Exercise task:
Exclude the pictures, then repeat the remaining data exactly.

═══ Data section

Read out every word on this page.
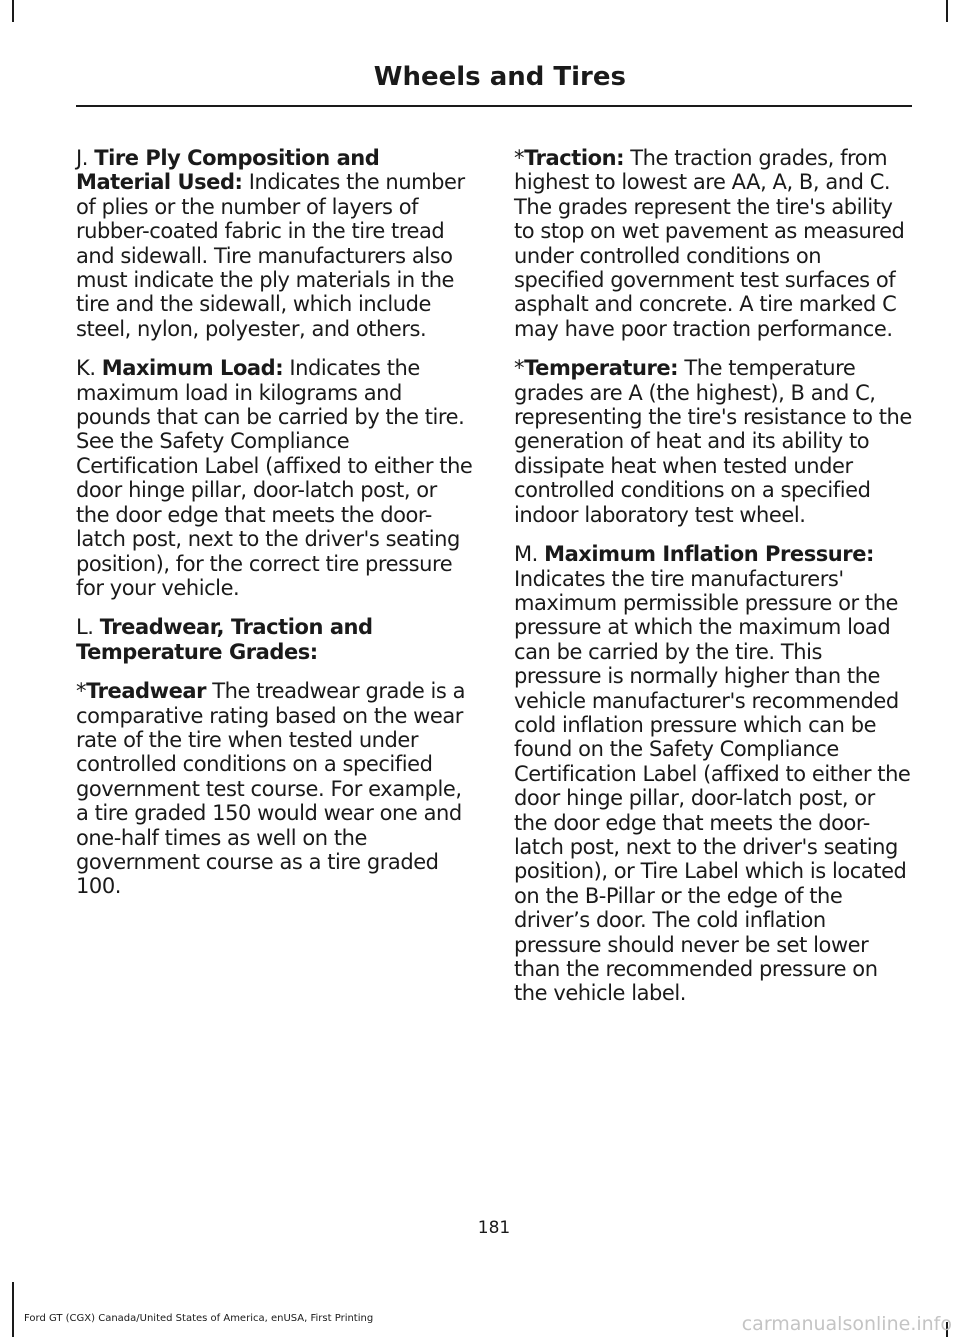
Wheels and Tires

J. Tire Ply Composition and Material Used: Indicates the number of plies or the number of layers of rubber-coated fabric in the tire tread and sidewall. Tire manufacturers also must indicate the ply materials in the tire and the sidewall, which include steel, nylon, polyester, and others.

K. Maximum Load: Indicates the maximum load in kilograms and pounds that can be carried by the tire. See the Safety Compliance Certification Label (affixed to either the door hinge pillar, door-latch post, or the door edge that meets the door-latch post, next to the driver's seating position), for the correct tire pressure for your vehicle.

L. Treadwear, Traction and Temperature Grades:

*Treadwear The treadwear grade is a comparative rating based on the wear rate of the tire when tested under controlled conditions on a specified government test course. For example, a tire graded 150 would wear one and one-half times as well on the government course as a tire graded 100.

*Traction: The traction grades, from highest to lowest are AA, A, B, and C. The grades represent the tire's ability to stop on wet pavement as measured under controlled conditions on specified government test surfaces of asphalt and concrete. A tire marked C may have poor traction performance.

*Temperature: The temperature grades are A (the highest), B and C, representing the tire's resistance to the generation of heat and its ability to dissipate heat when tested under controlled conditions on a specified indoor laboratory test wheel.

M. Maximum Inflation Pressure: Indicates the tire manufacturers' maximum permissible pressure or the pressure at which the maximum load can be carried by the tire. This pressure is normally higher than the vehicle manufacturer's recommended cold inflation pressure which can be found on the Safety Compliance Certification Label (affixed to either the door hinge pillar, door-latch post, or the door edge that meets the door-latch post, next to the driver's seating position), or Tire Label which is located on the B-Pillar or the edge of the driver’s door. The cold inflation pressure should never be set lower than the recommended pressure on the vehicle label.

181
Ford GT (CGX) Canada/United States of America, enUSA, First Printing	carmanualsonline.info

══════

Response to the task:
Read out every word on this page.
Wheels and Tires

J. Tire Ply Composition and Material Used: Indicates the number of plies or the number of layers of rubber-coated fabric in the tire tread and sidewall. Tire manufacturers also must indicate the ply materials in the tire and the sidewall, which include steel, nylon, polyester, and others.

K. Maximum Load: Indicates the maximum load in kilograms and pounds that can be carried by the tire. See the Safety Compliance Certification Label (affixed to either the door hinge pillar, door-latch post, or the door edge that meets the door-latch post, next to the driver's seating position), for the correct tire pressure for your vehicle.

L. Treadwear, Traction and Temperature Grades:

*Treadwear The treadwear grade is a comparative rating based on the wear rate of the tire when tested under controlled conditions on a specified government test course. For example, a tire graded 150 would wear one and one-half times as well on the government course as a tire graded 100.

*Traction: The traction grades, from highest to lowest are AA, A, B, and C. The grades represent the tire's ability to stop on wet pavement as measured under controlled conditions on specified government test surfaces of asphalt and concrete. A tire marked C may have poor traction performance.

*Temperature: The temperature grades are A (the highest), B and C, representing the tire's resistance to the generation of heat and its ability to dissipate heat when tested under controlled conditions on a specified indoor laboratory test wheel.

M. Maximum Inflation Pressure: Indicates the tire manufacturers' maximum permissible pressure or the pressure at which the maximum load can be carried by the tire. This pressure is normally higher than the vehicle manufacturer's recommended cold inflation pressure which can be found on the Safety Compliance Certification Label (affixed to either the door hinge pillar, door-latch post, or the door edge that meets the door-latch post, next to the driver's seating position), or Tire Label which is located on the B-Pillar or the edge of the driver’s door. The cold inflation pressure should never be set lower than the recommended pressure on the vehicle label.

181
Ford GT (CGX) Canada/United States of America, enUSA, First Printing	carmanualsonline.info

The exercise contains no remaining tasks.